+++ GIVEN RECORDS +++

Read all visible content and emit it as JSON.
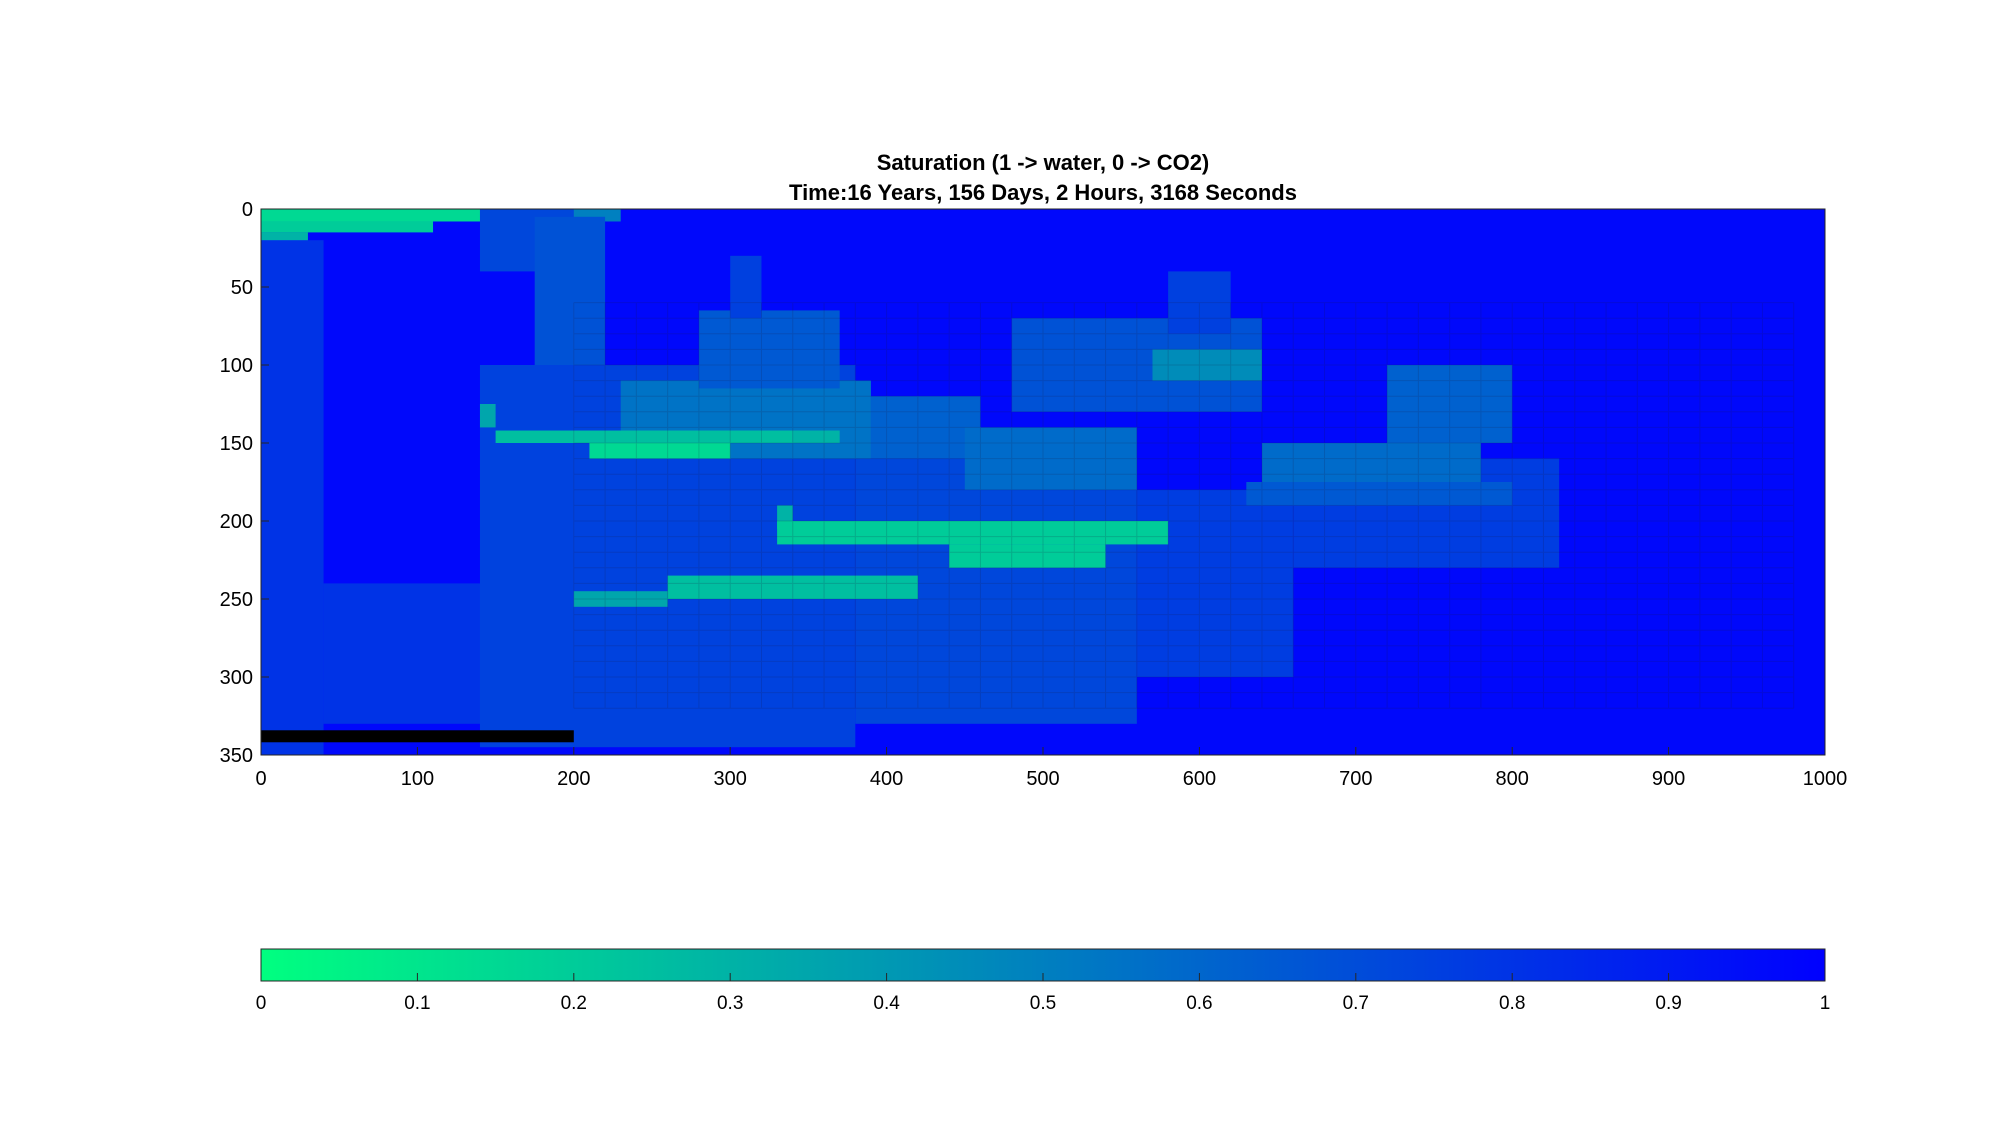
{
  "chart_data": {
    "type": "heatmap",
    "title": "Saturation (1 -> water, 0 -> CO2)",
    "subtitle": "Time:16 Years, 156 Days, 2 Hours, 3168 Seconds",
    "xlabel": "",
    "ylabel": "",
    "xlim": [
      0,
      1000
    ],
    "ylim": [
      0,
      350
    ],
    "y_reversed": true,
    "x_ticks": [
      "0",
      "100",
      "200",
      "300",
      "400",
      "500",
      "600",
      "700",
      "800",
      "900",
      "1000"
    ],
    "y_ticks": [
      "0",
      "50",
      "100",
      "150",
      "200",
      "250",
      "300",
      "350"
    ],
    "grid": false,
    "colormap": {
      "name": "winter",
      "low_color": "#00ff80",
      "high_color": "#0000ff",
      "clim": [
        0,
        1
      ],
      "ticks": [
        "0",
        "0.1",
        "0.2",
        "0.3",
        "0.4",
        "0.5",
        "0.6",
        "0.7",
        "0.8",
        "0.9",
        "1"
      ],
      "location": "bottom"
    },
    "background_value": 0.97,
    "well_bar": {
      "x": [
        0,
        200
      ],
      "y": 338,
      "color": "#000000"
    },
    "regions": [
      {
        "x": [
          0,
          170
        ],
        "y": [
          0,
          8
        ],
        "value": 0.15
      },
      {
        "x": [
          0,
          110
        ],
        "y": [
          8,
          15
        ],
        "value": 0.2
      },
      {
        "x": [
          170,
          230
        ],
        "y": [
          0,
          8
        ],
        "value": 0.5
      },
      {
        "x": [
          0,
          30
        ],
        "y": [
          15,
          22
        ],
        "value": 0.3
      },
      {
        "x": [
          0,
          40
        ],
        "y": [
          20,
          350
        ],
        "value": 0.8
      },
      {
        "x": [
          40,
          170
        ],
        "y": [
          240,
          330
        ],
        "value": 0.8
      },
      {
        "x": [
          140,
          200
        ],
        "y": [
          0,
          40
        ],
        "value": 0.72
      },
      {
        "x": [
          175,
          220
        ],
        "y": [
          5,
          110
        ],
        "value": 0.68
      },
      {
        "x": [
          140,
          380
        ],
        "y": [
          100,
          345
        ],
        "value": 0.74
      },
      {
        "x": [
          380,
          560
        ],
        "y": [
          160,
          330
        ],
        "value": 0.72
      },
      {
        "x": [
          560,
          660
        ],
        "y": [
          180,
          300
        ],
        "value": 0.76
      },
      {
        "x": [
          660,
          830
        ],
        "y": [
          160,
          230
        ],
        "value": 0.76
      },
      {
        "x": [
          230,
          390
        ],
        "y": [
          110,
          160
        ],
        "value": 0.55
      },
      {
        "x": [
          280,
          370
        ],
        "y": [
          65,
          115
        ],
        "value": 0.65
      },
      {
        "x": [
          300,
          320
        ],
        "y": [
          30,
          70
        ],
        "value": 0.75
      },
      {
        "x": [
          390,
          460
        ],
        "y": [
          120,
          160
        ],
        "value": 0.62
      },
      {
        "x": [
          480,
          640
        ],
        "y": [
          70,
          130
        ],
        "value": 0.68
      },
      {
        "x": [
          570,
          640
        ],
        "y": [
          90,
          110
        ],
        "value": 0.45
      },
      {
        "x": [
          580,
          620
        ],
        "y": [
          40,
          80
        ],
        "value": 0.75
      },
      {
        "x": [
          450,
          560
        ],
        "y": [
          140,
          180
        ],
        "value": 0.58
      },
      {
        "x": [
          720,
          800
        ],
        "y": [
          100,
          150
        ],
        "value": 0.62
      },
      {
        "x": [
          640,
          780
        ],
        "y": [
          150,
          175
        ],
        "value": 0.58
      },
      {
        "x": [
          630,
          800
        ],
        "y": [
          175,
          190
        ],
        "value": 0.65
      },
      {
        "x": [
          140,
          150
        ],
        "y": [
          125,
          140
        ],
        "value": 0.35
      },
      {
        "x": [
          150,
          340
        ],
        "y": [
          142,
          150
        ],
        "value": 0.25
      },
      {
        "x": [
          210,
          300
        ],
        "y": [
          150,
          160
        ],
        "value": 0.15
      },
      {
        "x": [
          340,
          370
        ],
        "y": [
          142,
          150
        ],
        "value": 0.3
      },
      {
        "x": [
          330,
          340
        ],
        "y": [
          190,
          205
        ],
        "value": 0.3
      },
      {
        "x": [
          330,
          580
        ],
        "y": [
          200,
          215
        ],
        "value": 0.2
      },
      {
        "x": [
          440,
          540
        ],
        "y": [
          215,
          230
        ],
        "value": 0.2
      },
      {
        "x": [
          260,
          420
        ],
        "y": [
          235,
          250
        ],
        "value": 0.25
      },
      {
        "x": [
          200,
          260
        ],
        "y": [
          245,
          255
        ],
        "value": 0.35
      }
    ]
  }
}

+++

YOUR OBJECTIVE ▸ Repeat the material above verbatim. Leave the pictures behind.

FINAL ANSWER ▸
Read all visible content and emit it as JSON.
{
  "chart_data": {
    "type": "heatmap",
    "title": "Saturation (1 -> water, 0 -> CO2)",
    "subtitle": "Time:16 Years, 156 Days, 2 Hours, 3168 Seconds",
    "xlabel": "",
    "ylabel": "",
    "xlim": [
      0,
      1000
    ],
    "ylim": [
      0,
      350
    ],
    "y_reversed": true,
    "x_ticks": [
      "0",
      "100",
      "200",
      "300",
      "400",
      "500",
      "600",
      "700",
      "800",
      "900",
      "1000"
    ],
    "y_ticks": [
      "0",
      "50",
      "100",
      "150",
      "200",
      "250",
      "300",
      "350"
    ],
    "grid": false,
    "colormap": {
      "name": "winter",
      "low_color": "#00ff80",
      "high_color": "#0000ff",
      "clim": [
        0,
        1
      ],
      "ticks": [
        "0",
        "0.1",
        "0.2",
        "0.3",
        "0.4",
        "0.5",
        "0.6",
        "0.7",
        "0.8",
        "0.9",
        "1"
      ],
      "location": "bottom"
    },
    "background_value": 0.97,
    "well_bar": {
      "x": [
        0,
        200
      ],
      "y": 338,
      "color": "#000000"
    },
    "regions": [
      {
        "x": [
          0,
          170
        ],
        "y": [
          0,
          8
        ],
        "value": 0.15
      },
      {
        "x": [
          0,
          110
        ],
        "y": [
          8,
          15
        ],
        "value": 0.2
      },
      {
        "x": [
          170,
          230
        ],
        "y": [
          0,
          8
        ],
        "value": 0.5
      },
      {
        "x": [
          0,
          30
        ],
        "y": [
          15,
          22
        ],
        "value": 0.3
      },
      {
        "x": [
          0,
          40
        ],
        "y": [
          20,
          350
        ],
        "value": 0.8
      },
      {
        "x": [
          40,
          170
        ],
        "y": [
          240,
          330
        ],
        "value": 0.8
      },
      {
        "x": [
          140,
          200
        ],
        "y": [
          0,
          40
        ],
        "value": 0.72
      },
      {
        "x": [
          175,
          220
        ],
        "y": [
          5,
          110
        ],
        "value": 0.68
      },
      {
        "x": [
          140,
          380
        ],
        "y": [
          100,
          345
        ],
        "value": 0.74
      },
      {
        "x": [
          380,
          560
        ],
        "y": [
          160,
          330
        ],
        "value": 0.72
      },
      {
        "x": [
          560,
          660
        ],
        "y": [
          180,
          300
        ],
        "value": 0.76
      },
      {
        "x": [
          660,
          830
        ],
        "y": [
          160,
          230
        ],
        "value": 0.76
      },
      {
        "x": [
          230,
          390
        ],
        "y": [
          110,
          160
        ],
        "value": 0.55
      },
      {
        "x": [
          280,
          370
        ],
        "y": [
          65,
          115
        ],
        "value": 0.65
      },
      {
        "x": [
          300,
          320
        ],
        "y": [
          30,
          70
        ],
        "value": 0.75
      },
      {
        "x": [
          390,
          460
        ],
        "y": [
          120,
          160
        ],
        "value": 0.62
      },
      {
        "x": [
          480,
          640
        ],
        "y": [
          70,
          130
        ],
        "value": 0.68
      },
      {
        "x": [
          570,
          640
        ],
        "y": [
          90,
          110
        ],
        "value": 0.45
      },
      {
        "x": [
          580,
          620
        ],
        "y": [
          40,
          80
        ],
        "value": 0.75
      },
      {
        "x": [
          450,
          560
        ],
        "y": [
          140,
          180
        ],
        "value": 0.58
      },
      {
        "x": [
          720,
          800
        ],
        "y": [
          100,
          150
        ],
        "value": 0.62
      },
      {
        "x": [
          640,
          780
        ],
        "y": [
          150,
          175
        ],
        "value": 0.58
      },
      {
        "x": [
          630,
          800
        ],
        "y": [
          175,
          190
        ],
        "value": 0.65
      },
      {
        "x": [
          140,
          150
        ],
        "y": [
          125,
          140
        ],
        "value": 0.35
      },
      {
        "x": [
          150,
          340
        ],
        "y": [
          142,
          150
        ],
        "value": 0.25
      },
      {
        "x": [
          210,
          300
        ],
        "y": [
          150,
          160
        ],
        "value": 0.15
      },
      {
        "x": [
          340,
          370
        ],
        "y": [
          142,
          150
        ],
        "value": 0.3
      },
      {
        "x": [
          330,
          340
        ],
        "y": [
          190,
          205
        ],
        "value": 0.3
      },
      {
        "x": [
          330,
          580
        ],
        "y": [
          200,
          215
        ],
        "value": 0.2
      },
      {
        "x": [
          440,
          540
        ],
        "y": [
          215,
          230
        ],
        "value": 0.2
      },
      {
        "x": [
          260,
          420
        ],
        "y": [
          235,
          250
        ],
        "value": 0.25
      },
      {
        "x": [
          200,
          260
        ],
        "y": [
          245,
          255
        ],
        "value": 0.35
      }
    ]
  }
}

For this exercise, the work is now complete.